[Start MATERIAL FOR THIS EXERCISE]
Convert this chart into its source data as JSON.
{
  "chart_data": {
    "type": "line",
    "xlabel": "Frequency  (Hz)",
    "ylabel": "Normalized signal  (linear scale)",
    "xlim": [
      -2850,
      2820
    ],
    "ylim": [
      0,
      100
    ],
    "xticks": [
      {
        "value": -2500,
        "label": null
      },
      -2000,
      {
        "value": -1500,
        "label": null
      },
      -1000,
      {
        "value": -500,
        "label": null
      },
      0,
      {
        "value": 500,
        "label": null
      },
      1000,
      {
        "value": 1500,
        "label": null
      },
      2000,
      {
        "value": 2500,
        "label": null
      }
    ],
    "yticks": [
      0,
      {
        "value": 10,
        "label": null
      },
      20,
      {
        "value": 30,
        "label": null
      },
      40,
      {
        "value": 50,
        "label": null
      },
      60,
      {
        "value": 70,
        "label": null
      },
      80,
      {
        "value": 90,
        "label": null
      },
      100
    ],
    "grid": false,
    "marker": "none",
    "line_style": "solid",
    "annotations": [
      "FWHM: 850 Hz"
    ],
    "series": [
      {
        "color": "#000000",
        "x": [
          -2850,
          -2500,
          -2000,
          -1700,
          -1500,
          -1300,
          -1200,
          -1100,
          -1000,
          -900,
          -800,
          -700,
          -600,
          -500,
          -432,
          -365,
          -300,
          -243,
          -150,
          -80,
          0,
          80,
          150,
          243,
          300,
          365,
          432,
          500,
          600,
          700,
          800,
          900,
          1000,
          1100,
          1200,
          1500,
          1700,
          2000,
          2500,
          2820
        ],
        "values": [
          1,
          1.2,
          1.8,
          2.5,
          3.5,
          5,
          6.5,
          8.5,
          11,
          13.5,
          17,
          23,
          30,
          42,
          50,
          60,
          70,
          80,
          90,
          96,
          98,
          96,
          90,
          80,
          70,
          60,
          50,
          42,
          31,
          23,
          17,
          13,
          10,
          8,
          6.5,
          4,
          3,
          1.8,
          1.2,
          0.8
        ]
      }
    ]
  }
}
[End MATERIAL FOR THIS EXERCISE]
[JOB]
Give the records above again, word for word.

[REPLY TO THE TASK]
Convert this chart into its source data as JSON.
{
  "chart_data": {
    "type": "line",
    "xlabel": "Frequency  (Hz)",
    "ylabel": "Normalized signal  (linear scale)",
    "xlim": [
      -2850,
      2820
    ],
    "ylim": [
      0,
      100
    ],
    "xticks": [
      {
        "value": -2500,
        "label": null
      },
      -2000,
      {
        "value": -1500,
        "label": null
      },
      -1000,
      {
        "value": -500,
        "label": null
      },
      0,
      {
        "value": 500,
        "label": null
      },
      1000,
      {
        "value": 1500,
        "label": null
      },
      2000,
      {
        "value": 2500,
        "label": null
      }
    ],
    "yticks": [
      0,
      {
        "value": 10,
        "label": null
      },
      20,
      {
        "value": 30,
        "label": null
      },
      40,
      {
        "value": 50,
        "label": null
      },
      60,
      {
        "value": 70,
        "label": null
      },
      80,
      {
        "value": 90,
        "label": null
      },
      100
    ],
    "grid": false,
    "marker": "none",
    "line_style": "solid",
    "annotations": [
      "FWHM: 850 Hz"
    ],
    "series": [
      {
        "color": "#000000",
        "x": [
          -2850,
          -2500,
          -2000,
          -1700,
          -1500,
          -1300,
          -1200,
          -1100,
          -1000,
          -900,
          -800,
          -700,
          -600,
          -500,
          -432,
          -365,
          -300,
          -243,
          -150,
          -80,
          0,
          80,
          150,
          243,
          300,
          365,
          432,
          500,
          600,
          700,
          800,
          900,
          1000,
          1100,
          1200,
          1500,
          1700,
          2000,
          2500,
          2820
        ],
        "values": [
          1,
          1.2,
          1.8,
          2.5,
          3.5,
          5,
          6.5,
          8.5,
          11,
          13.5,
          17,
          23,
          30,
          42,
          50,
          60,
          70,
          80,
          90,
          96,
          98,
          96,
          90,
          80,
          70,
          60,
          50,
          42,
          31,
          23,
          17,
          13,
          10,
          8,
          6.5,
          4,
          3,
          1.8,
          1.2,
          0.8
        ]
      }
    ]
  }
}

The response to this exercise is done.